TO DO.
Look for the word "Ryzen" in the entries below, then copy every line that has it.

MATERIAL PROVIDED.
--- Start ---

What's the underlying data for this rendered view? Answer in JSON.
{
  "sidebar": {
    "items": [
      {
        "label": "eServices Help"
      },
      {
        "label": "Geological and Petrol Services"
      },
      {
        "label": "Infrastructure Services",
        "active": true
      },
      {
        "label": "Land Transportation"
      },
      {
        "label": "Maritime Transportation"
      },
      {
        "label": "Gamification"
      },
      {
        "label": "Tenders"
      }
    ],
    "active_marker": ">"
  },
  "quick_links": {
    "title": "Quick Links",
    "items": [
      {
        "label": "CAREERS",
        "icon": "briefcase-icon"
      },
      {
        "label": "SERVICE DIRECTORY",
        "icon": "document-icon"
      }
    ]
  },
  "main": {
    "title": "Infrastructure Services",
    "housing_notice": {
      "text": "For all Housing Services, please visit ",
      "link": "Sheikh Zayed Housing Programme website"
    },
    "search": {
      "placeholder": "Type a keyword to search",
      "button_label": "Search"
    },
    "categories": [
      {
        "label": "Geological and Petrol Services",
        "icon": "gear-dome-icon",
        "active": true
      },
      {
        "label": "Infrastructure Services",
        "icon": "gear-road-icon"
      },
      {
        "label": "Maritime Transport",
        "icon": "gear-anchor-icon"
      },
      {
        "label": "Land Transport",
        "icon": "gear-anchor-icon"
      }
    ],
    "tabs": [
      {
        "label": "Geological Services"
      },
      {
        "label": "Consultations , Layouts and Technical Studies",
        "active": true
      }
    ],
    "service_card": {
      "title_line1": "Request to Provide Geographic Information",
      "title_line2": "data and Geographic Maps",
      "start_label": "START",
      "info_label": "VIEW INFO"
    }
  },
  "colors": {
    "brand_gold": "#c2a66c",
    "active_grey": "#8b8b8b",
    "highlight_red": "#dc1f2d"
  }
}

--- End ---
--- Start ---

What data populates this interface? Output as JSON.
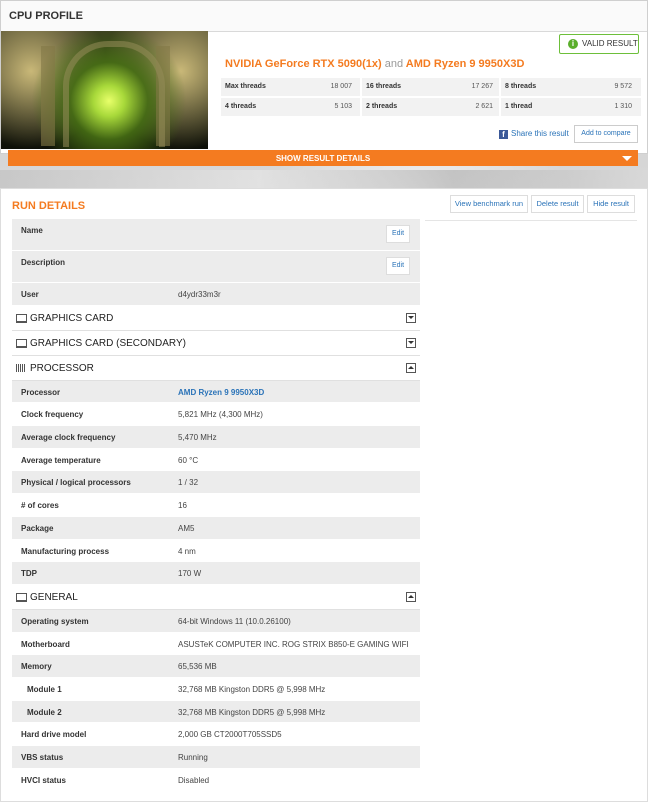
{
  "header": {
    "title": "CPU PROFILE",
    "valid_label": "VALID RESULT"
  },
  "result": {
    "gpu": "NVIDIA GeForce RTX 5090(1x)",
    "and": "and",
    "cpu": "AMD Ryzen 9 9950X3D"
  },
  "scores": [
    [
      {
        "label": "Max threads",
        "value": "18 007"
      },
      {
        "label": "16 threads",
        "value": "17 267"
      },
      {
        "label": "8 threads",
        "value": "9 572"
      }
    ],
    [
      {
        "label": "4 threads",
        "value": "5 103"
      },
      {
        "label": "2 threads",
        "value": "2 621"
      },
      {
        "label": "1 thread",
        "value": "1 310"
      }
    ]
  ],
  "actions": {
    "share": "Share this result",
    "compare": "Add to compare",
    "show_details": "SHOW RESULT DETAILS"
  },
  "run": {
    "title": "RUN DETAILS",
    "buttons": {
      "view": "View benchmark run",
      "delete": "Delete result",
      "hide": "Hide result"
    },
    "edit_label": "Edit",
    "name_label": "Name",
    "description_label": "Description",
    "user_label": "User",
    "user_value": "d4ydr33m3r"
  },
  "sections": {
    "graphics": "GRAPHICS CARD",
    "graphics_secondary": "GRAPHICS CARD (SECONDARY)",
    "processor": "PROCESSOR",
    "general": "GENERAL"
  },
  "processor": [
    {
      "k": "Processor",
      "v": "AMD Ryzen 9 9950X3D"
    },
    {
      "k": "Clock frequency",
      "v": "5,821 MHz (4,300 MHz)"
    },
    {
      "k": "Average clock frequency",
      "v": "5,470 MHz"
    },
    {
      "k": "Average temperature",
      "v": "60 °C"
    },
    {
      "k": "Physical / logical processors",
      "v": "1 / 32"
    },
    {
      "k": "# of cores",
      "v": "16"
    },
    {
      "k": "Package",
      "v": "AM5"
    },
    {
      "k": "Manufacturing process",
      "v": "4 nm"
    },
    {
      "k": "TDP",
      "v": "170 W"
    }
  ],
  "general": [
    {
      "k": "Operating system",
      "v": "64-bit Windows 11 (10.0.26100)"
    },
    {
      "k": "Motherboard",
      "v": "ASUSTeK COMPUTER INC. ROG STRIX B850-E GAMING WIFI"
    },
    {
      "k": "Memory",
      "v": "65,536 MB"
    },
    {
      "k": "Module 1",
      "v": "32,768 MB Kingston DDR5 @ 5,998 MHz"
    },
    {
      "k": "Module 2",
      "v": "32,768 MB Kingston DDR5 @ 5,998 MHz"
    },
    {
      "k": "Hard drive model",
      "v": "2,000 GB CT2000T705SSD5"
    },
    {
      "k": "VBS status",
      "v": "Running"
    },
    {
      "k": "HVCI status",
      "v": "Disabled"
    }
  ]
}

--- End ---
--- Start ---

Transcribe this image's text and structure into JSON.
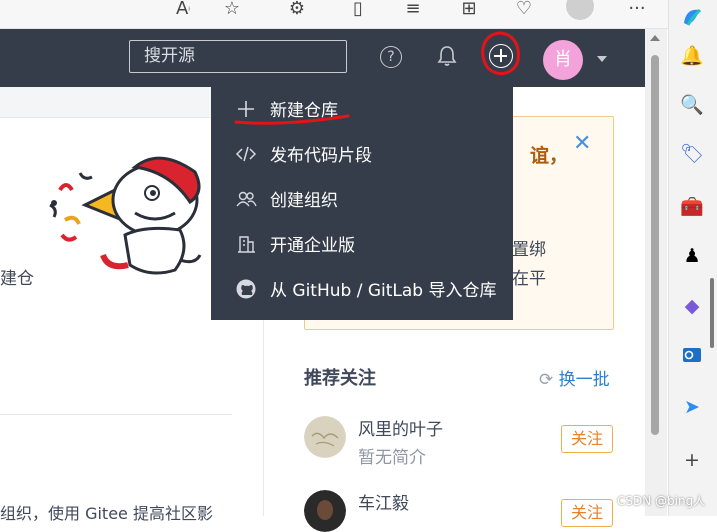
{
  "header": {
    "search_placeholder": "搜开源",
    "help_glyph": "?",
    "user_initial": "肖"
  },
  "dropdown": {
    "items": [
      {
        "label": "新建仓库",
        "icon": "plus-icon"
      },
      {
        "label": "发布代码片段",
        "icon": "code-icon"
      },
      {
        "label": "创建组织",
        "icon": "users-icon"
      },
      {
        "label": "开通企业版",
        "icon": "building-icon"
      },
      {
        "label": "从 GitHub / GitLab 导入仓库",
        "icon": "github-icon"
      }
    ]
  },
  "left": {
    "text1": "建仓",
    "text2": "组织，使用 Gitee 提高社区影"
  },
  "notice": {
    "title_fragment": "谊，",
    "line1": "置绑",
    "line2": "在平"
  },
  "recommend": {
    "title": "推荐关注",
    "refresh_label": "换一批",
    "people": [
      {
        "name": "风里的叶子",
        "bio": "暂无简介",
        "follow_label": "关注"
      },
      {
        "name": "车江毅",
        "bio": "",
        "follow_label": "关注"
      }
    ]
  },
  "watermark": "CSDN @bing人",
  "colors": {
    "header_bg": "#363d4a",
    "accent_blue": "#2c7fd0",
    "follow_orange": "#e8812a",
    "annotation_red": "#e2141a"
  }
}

--- End ---

EXERCISE OUTPUT.
    "cpu": "AMD Ryzen 9 9950X3D"
      "v": "AMD Ryzen 9 9950X3D"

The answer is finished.